Look through the data below and return each line where "asenteet" appears.

___ Listed records ___

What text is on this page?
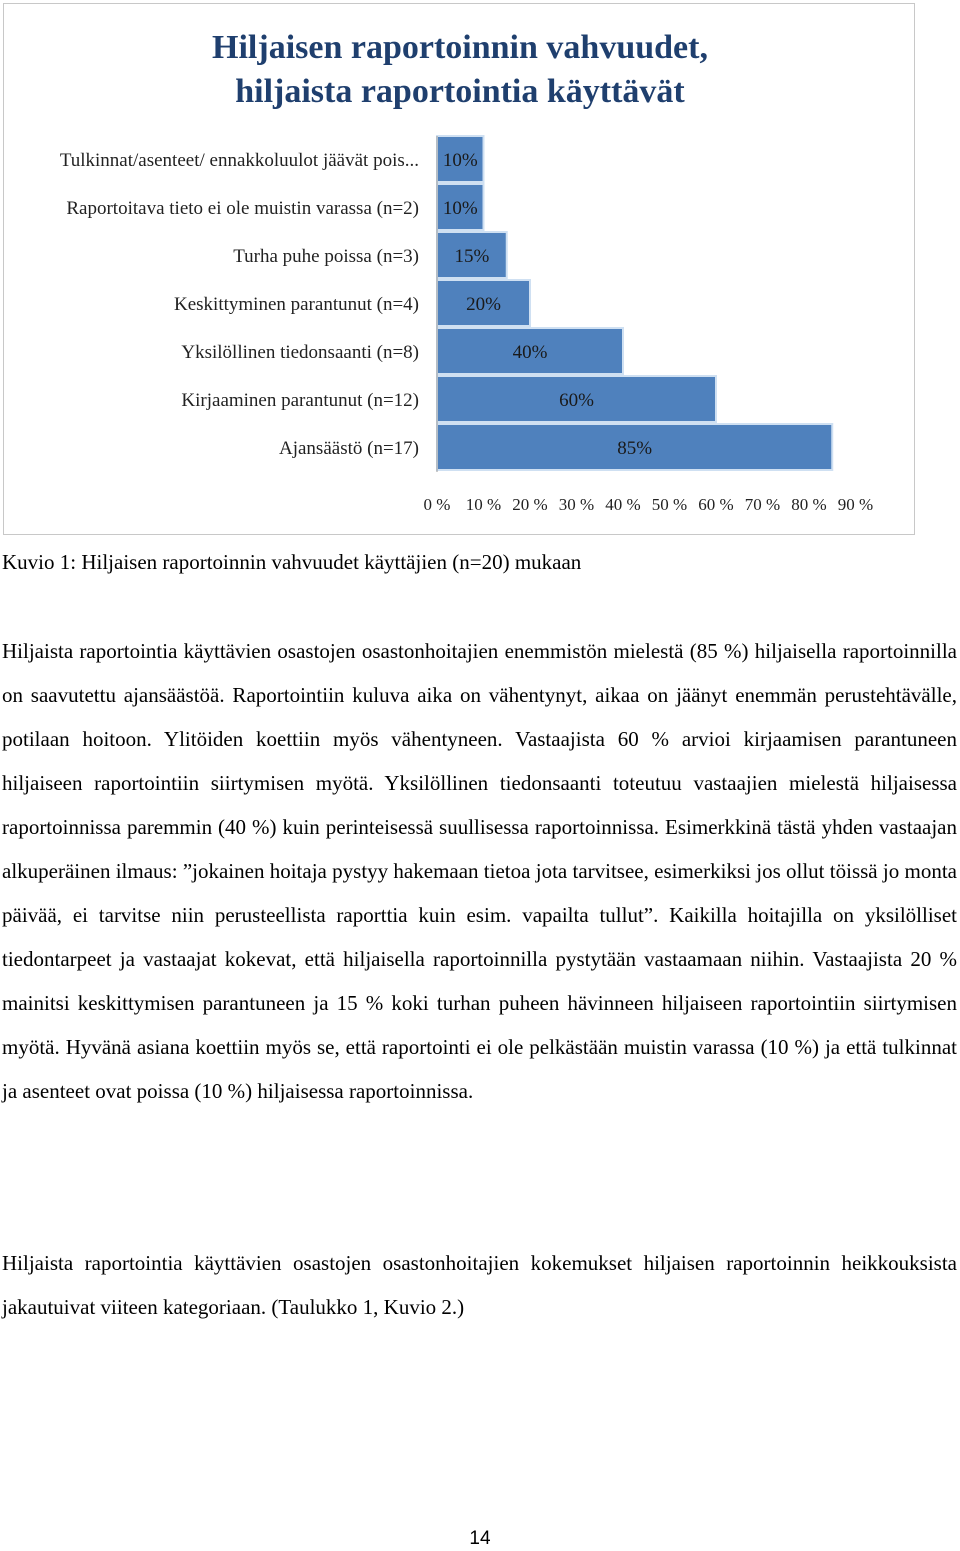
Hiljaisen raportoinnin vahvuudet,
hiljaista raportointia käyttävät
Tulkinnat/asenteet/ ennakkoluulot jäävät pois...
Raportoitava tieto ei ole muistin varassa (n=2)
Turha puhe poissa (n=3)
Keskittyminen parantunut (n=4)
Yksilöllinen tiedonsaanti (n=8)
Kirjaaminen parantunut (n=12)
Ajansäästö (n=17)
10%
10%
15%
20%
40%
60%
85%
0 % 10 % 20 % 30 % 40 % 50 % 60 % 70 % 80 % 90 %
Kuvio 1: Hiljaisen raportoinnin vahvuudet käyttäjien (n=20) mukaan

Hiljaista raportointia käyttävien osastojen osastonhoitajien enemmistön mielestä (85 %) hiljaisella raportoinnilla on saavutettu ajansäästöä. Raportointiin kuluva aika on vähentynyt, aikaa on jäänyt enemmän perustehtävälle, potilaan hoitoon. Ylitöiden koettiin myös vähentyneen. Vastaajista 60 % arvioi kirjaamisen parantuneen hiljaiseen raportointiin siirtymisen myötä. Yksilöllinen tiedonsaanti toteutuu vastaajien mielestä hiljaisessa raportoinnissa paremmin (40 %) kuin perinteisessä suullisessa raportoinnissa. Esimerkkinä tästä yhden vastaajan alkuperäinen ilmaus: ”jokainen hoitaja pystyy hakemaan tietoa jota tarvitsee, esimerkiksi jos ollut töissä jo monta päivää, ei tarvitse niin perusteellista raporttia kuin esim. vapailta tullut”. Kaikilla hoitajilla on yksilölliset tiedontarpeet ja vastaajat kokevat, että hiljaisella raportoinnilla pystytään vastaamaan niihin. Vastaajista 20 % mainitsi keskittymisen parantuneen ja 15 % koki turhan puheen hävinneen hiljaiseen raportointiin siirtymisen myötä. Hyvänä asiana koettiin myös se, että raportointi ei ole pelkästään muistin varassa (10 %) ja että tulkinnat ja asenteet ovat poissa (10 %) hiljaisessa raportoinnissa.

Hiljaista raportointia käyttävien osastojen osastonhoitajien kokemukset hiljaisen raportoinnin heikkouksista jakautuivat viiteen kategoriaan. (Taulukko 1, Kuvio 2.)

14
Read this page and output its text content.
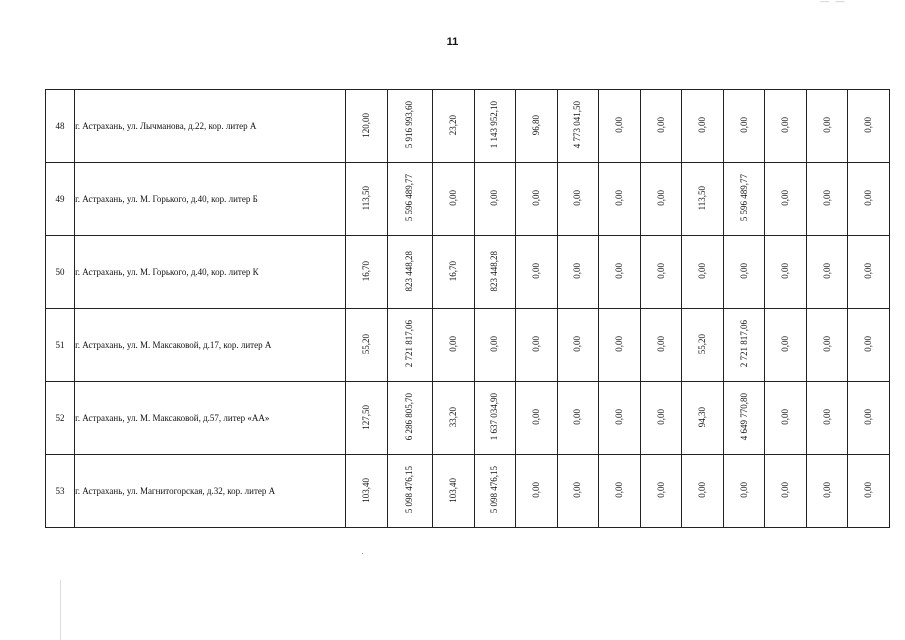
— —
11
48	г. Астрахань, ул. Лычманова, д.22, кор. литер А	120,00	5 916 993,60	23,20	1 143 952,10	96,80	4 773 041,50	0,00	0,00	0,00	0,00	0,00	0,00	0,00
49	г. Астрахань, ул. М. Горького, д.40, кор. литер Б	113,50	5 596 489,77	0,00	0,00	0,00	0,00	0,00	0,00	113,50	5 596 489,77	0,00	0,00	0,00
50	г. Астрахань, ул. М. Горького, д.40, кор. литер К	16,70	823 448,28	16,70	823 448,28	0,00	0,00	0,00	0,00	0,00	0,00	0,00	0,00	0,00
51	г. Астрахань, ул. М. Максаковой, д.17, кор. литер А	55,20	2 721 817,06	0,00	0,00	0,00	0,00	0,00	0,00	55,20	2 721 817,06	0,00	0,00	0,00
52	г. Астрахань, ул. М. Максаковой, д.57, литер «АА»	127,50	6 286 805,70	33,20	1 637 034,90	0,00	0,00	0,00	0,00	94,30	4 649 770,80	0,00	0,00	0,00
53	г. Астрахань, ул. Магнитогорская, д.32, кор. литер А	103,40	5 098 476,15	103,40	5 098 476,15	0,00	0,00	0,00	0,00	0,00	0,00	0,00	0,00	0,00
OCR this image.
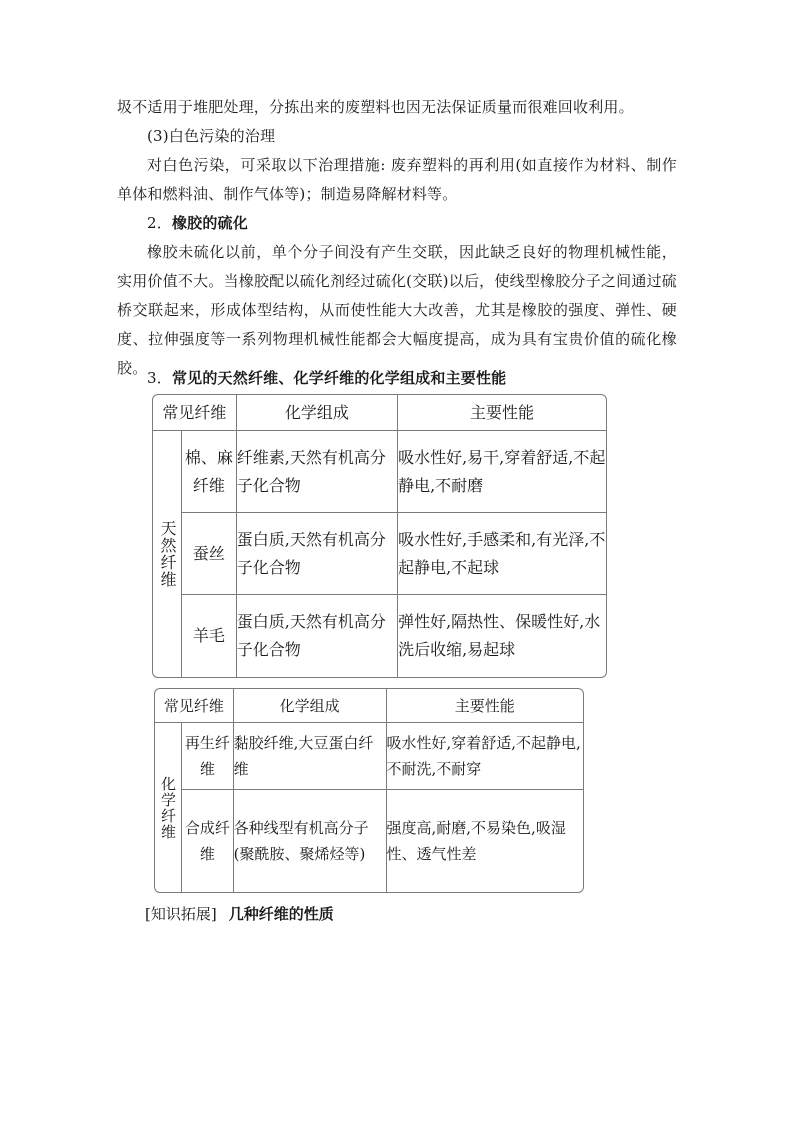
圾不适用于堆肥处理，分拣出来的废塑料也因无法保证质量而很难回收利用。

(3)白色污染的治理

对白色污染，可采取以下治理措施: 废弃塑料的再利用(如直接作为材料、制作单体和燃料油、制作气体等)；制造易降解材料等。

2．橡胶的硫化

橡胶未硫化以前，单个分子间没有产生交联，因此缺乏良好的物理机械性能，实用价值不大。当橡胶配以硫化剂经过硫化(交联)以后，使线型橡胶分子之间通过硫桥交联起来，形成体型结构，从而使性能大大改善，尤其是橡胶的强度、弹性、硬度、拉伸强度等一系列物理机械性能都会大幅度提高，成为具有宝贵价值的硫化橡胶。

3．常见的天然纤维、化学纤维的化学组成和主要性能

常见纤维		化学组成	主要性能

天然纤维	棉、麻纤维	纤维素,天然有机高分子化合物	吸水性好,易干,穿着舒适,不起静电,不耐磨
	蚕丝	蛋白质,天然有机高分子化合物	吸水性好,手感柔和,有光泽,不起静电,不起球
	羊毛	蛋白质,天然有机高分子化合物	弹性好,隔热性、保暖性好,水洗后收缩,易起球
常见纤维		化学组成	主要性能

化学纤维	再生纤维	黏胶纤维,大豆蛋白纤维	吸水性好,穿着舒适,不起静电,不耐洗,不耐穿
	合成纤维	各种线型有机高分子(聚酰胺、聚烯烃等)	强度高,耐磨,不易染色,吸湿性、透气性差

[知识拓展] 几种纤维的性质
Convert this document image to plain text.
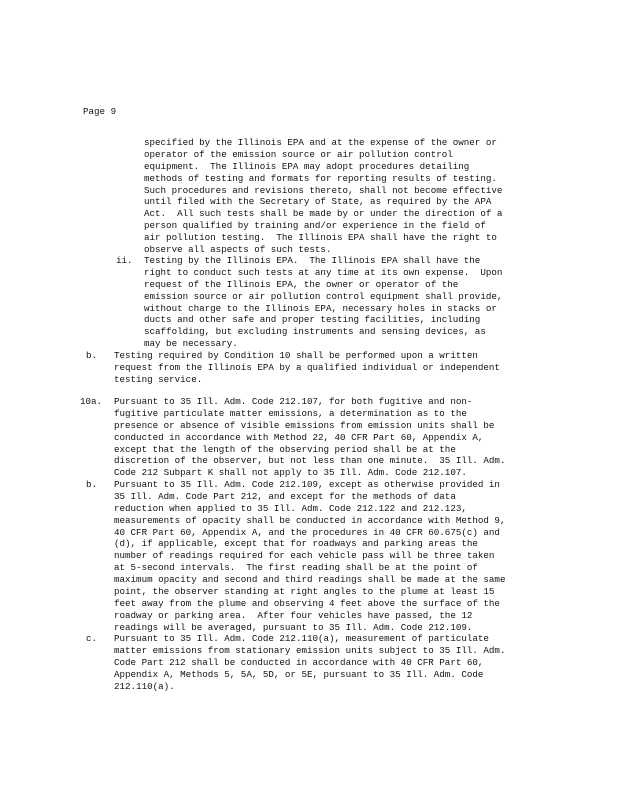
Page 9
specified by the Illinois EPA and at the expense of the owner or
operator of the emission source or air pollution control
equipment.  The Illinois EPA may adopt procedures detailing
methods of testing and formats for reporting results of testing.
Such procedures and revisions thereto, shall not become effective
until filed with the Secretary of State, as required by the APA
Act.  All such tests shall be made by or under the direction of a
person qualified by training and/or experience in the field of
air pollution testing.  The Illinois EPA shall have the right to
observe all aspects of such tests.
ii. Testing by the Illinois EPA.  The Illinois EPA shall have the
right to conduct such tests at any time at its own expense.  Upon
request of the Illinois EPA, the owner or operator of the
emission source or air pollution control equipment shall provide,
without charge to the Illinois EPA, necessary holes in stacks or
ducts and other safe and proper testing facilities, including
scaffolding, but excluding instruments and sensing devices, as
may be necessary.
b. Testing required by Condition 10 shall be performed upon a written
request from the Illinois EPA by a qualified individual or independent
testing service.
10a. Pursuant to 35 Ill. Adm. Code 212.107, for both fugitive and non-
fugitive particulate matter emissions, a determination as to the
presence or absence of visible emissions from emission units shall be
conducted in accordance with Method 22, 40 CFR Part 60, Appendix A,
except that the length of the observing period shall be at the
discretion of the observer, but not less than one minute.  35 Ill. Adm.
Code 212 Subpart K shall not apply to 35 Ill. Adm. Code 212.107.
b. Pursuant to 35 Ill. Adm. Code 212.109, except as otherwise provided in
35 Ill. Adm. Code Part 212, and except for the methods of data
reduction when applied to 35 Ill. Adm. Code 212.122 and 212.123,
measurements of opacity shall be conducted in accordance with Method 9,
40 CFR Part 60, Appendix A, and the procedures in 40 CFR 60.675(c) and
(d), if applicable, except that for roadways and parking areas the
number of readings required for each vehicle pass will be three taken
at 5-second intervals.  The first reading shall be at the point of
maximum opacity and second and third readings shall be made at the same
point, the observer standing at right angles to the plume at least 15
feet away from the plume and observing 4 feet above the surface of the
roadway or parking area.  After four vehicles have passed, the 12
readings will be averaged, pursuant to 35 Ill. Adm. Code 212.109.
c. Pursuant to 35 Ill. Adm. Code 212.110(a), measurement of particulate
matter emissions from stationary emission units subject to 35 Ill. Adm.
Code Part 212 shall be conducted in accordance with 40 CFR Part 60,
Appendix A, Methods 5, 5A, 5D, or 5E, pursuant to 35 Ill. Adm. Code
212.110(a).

___

The completed task —
Tulkinnat/asenteet/ ennakkoluulot jäävät pois...
Hiljaista raportointia käyttävien osastojen osastonhoitajien enemmistön mielestä (85 %) hiljaisella raportoinnilla on saavutettu ajansäästöä. Raportointiin kuluva aika on vähentynyt, aikaa on jäänyt enemmän perustehtävälle, potilaan hoitoon. Ylitöiden koettiin myös vähentyneen. Vastaajista 60 % arvioi kirjaamisen parantuneen hiljaiseen raportointiin siirtymisen myötä. Yksilöllinen tiedonsaanti toteutuu vastaajien mielestä hiljaisessa raportoinnissa paremmin (40 %) kuin perinteisessä suullisessa raportoinnissa. Esimerkkinä tästä yhden vastaajan alkuperäinen ilmaus: ”jokainen hoitaja pystyy hakemaan tietoa jota tarvitsee, esimerkiksi jos ollut töissä jo monta päivää, ei tarvitse niin perusteellista raporttia kuin esim. vapailta tullut”. Kaikilla hoitajilla on yksilölliset tiedontarpeet ja vastaajat kokevat, että hiljaisella raportoinnilla pystytään vastaamaan niihin. Vastaajista 20 % mainitsi keskittymisen parantuneen ja 15 % koki turhan puheen hävinneen hiljaiseen raportointiin siirtymisen myötä. Hyvänä asiana koettiin myös se, että raportointi ei ole pelkästään muistin varassa (10 %) ja että tulkinnat ja asenteet ovat poissa (10 %) hiljaisessa raportoinnissa.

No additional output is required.